**Request**
Check every line below for the word "чувствуете" and copy the ones that have it.

**Records provided**
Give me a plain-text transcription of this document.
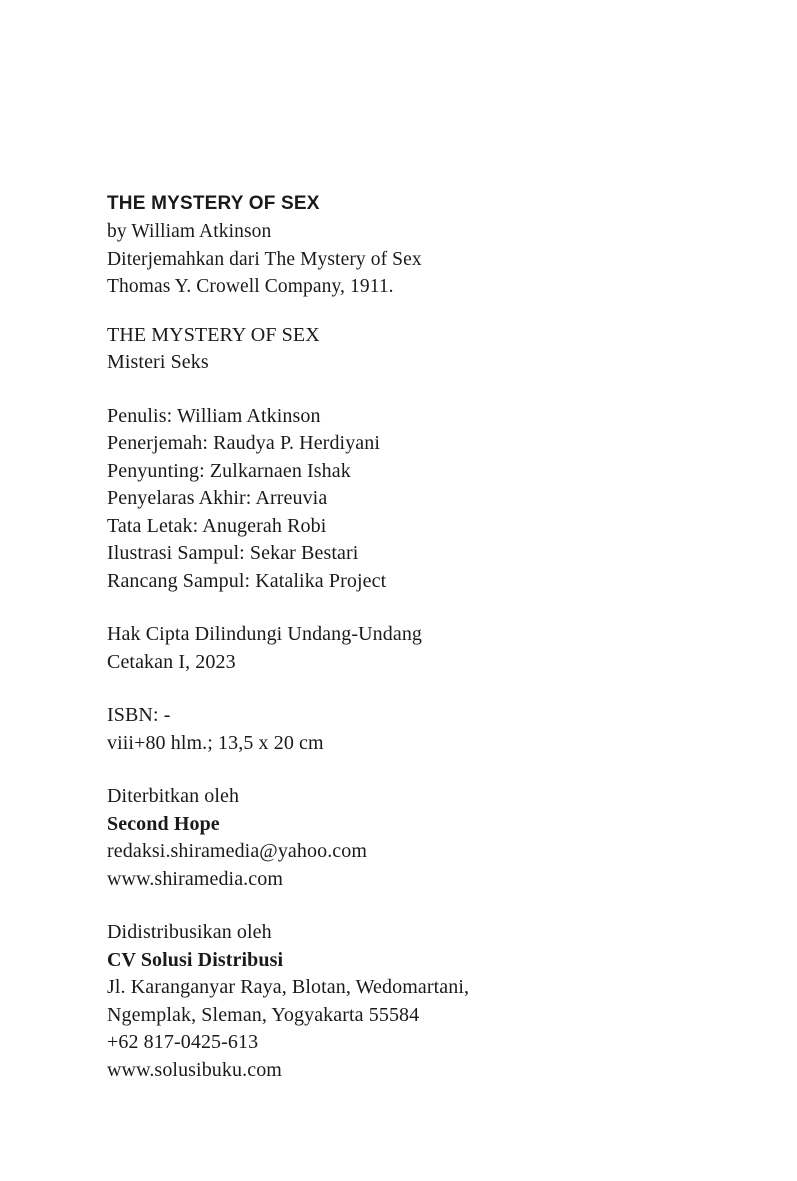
THE MYSTERY OF SEX
by William Atkinson
Diterjemahkan dari The Mystery of Sex
Thomas Y. Crowell Company, 1911.
THE MYSTERY OF SEX
Misteri Seks
Penulis: William Atkinson
Penerjemah: Raudya P. Herdiyani
Penyunting: Zulkarnaen Ishak
Penyelaras Akhir: Arreuvia
Tata Letak: Anugerah Robi
Ilustrasi Sampul: Sekar Bestari
Rancang Sampul: Katalika Project
Hak Cipta Dilindungi Undang-Undang
Cetakan I, 2023
ISBN: -
viii+80 hlm.; 13,5 x 20 cm
Diterbitkan oleh
Second Hope
redaksi.shiramedia@yahoo.com
www.shiramedia.com
Didistribusikan oleh
CV Solusi Distribusi
Jl. Karanganyar Raya, Blotan, Wedomartani,
Ngemplak, Sleman, Yogyakarta 55584
+62 817-0425-613
www.solusibuku.com
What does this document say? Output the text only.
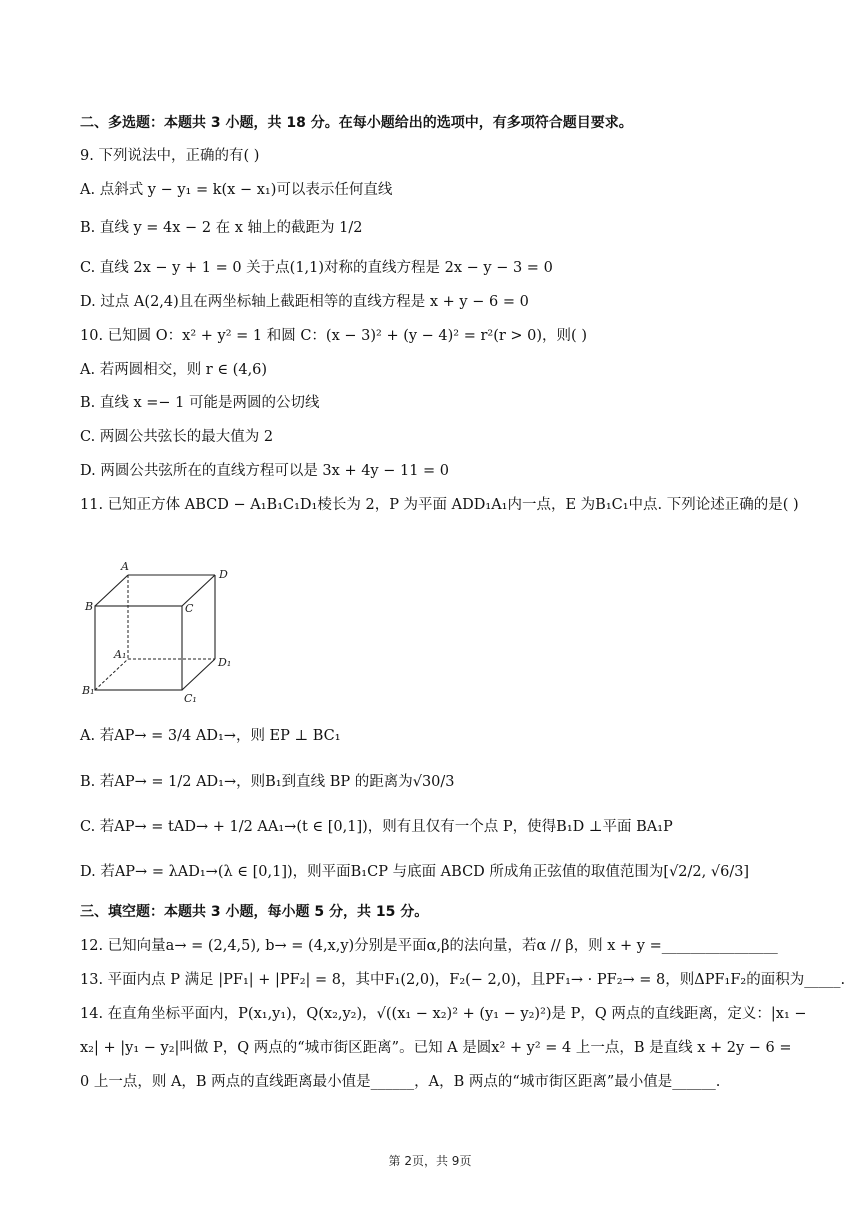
二、多选题：本题共 3 小题，共 18 分。在每小题给出的选项中，有多项符合题目要求。
9. 下列说法中，正确的有( )
A. 点斜式 y − y₁ = k(x − x₁)可以表示任何直线
B. 直线 y = 4x − 2 在 x 轴上的截距为 1/2
C. 直线 2x − y + 1 = 0 关于点(1,1)对称的直线方程是 2x − y − 3 = 0
D. 过点 A(2,4)且在两坐标轴上截距相等的直线方程是 x + y − 6 = 0
10. 已知圆 O：x² + y² = 1 和圆 C：(x − 3)² + (y − 4)² = r²(r > 0)，则( )
A. 若两圆相交，则 r ∈ (4,6)
B. 直线 x =− 1 可能是两圆的公切线
C. 两圆公共弦长的最大值为 2
D. 两圆公共弦所在的直线方程可以是 3x + 4y − 11 = 0
11. 已知正方体 ABCD − A₁B₁C₁D₁棱长为 2，P 为平面 ADD₁A₁内一点，E 为B₁C₁中点. 下列论述正确的是( )
A
D
B	C
A₁
D₁
B₁
C₁
A. 若AP→ = 3/4 AD₁→，则 EP ⊥ BC₁
B. 若AP→ = 1/2 AD₁→，则B₁到直线 BP 的距离为√30/3
C. 若AP→ = tAD→ + 1/2 AA₁→(t ∈ [0,1])，则有且仅有一个点 P，使得B₁D ⊥平面 BA₁P
D. 若AP→ = λAD₁→(λ ∈ [0,1])，则平面B₁CP 与底面 ABCD 所成角正弦值的取值范围为[√2/2, √6/3]
三、填空题：本题共 3 小题，每小题 5 分，共 15 分。
12. 已知向量a→ = (2,4,5), b→ = (4,x,y)分别是平面α,β的法向量，若α // β，则 x + y =________________
13. 平面内点 P 满足 |PF₁| + |PF₂| = 8，其中F₁(2,0)，F₂(− 2,0)，且PF₁→ · PF₂→ = 8，则ΔPF₁F₂的面积为_____.
14. 在直角坐标平面内，P(x₁,y₁)，Q(x₂,y₂)，√((x₁ − x₂)² + (y₁ − y₂)²)是 P，Q 两点的直线距离，定义：|x₁ −
x₂| + |y₁ − y₂|叫做 P，Q 两点的“城市街区距离”。已知 A 是圆x² + y² = 4 上一点，B 是直线 x + 2y − 6 =
0 上一点，则 A，B 两点的直线距离最小值是______，A，B 两点的“城市街区距离”最小值是______.
第 2页，共 9页
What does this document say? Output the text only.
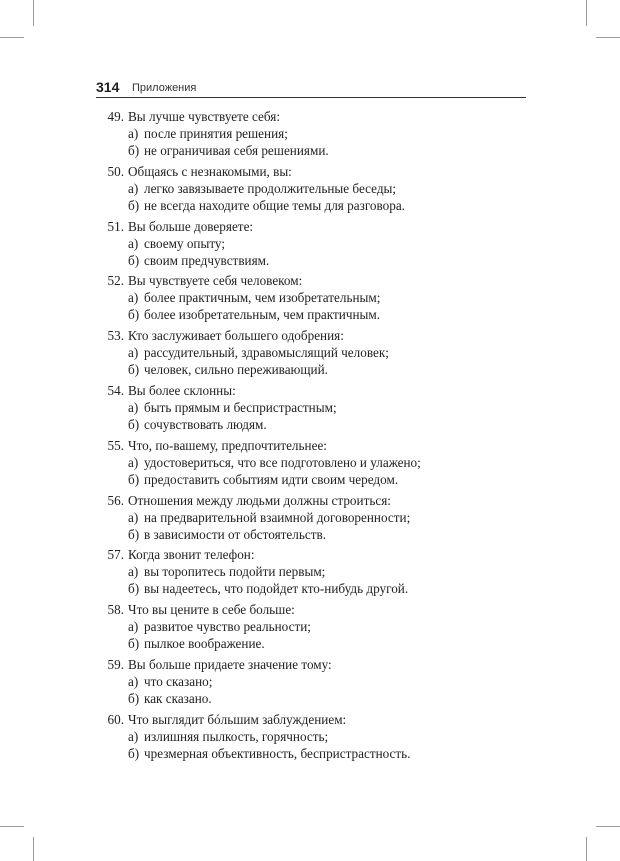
314 Приложения
49. Вы лучше чувствуете себя:
а) после принятия решения;
б) не ограничивая себя решениями.
50. Общаясь с незнакомыми, вы:
а) легко завязываете продолжительные беседы;
б) не всегда находите общие темы для разговора.
51. Вы больше доверяете:
а) своему опыту;
б) своим предчувствиям.
52. Вы чувствуете себя человеком:
а) более практичным, чем изобретательным;
б) более изобретательным, чем практичным.
53. Кто заслуживает большего одобрения:
а) рассудительный, здравомыслящий человек;
б) человек, сильно переживающий.
54. Вы более склонны:
а) быть прямым и беспристрастным;
б) сочувствовать людям.
55. Что, по-вашему, предпочтительнее:
а) удостовериться, что все подготовлено и улажено;
б) предоставить событиям идти своим чередом.
56. Отношения между людьми должны строиться:
а) на предварительной взаимной договоренности;
б) в зависимости от обстоятельств.
57. Когда звонит телефон:
а) вы торопитесь подойти первым;
б) вы надеетесь, что подойдет кто-нибудь другой.
58. Что вы цените в себе больше:
а) развитое чувство реальности;
б) пылкое воображение.
59. Вы больше придаете значение тому:
а) что сказано;
б) как сказано.
60. Что выглядит бóльшим заблуждением:
а) излишняя пылкость, горячность;
б) чрезмерная объективность, беспристрастность.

**Completed exercise**
49. Вы лучше чувствуете себя:
52. Вы чувствуете себя человеком:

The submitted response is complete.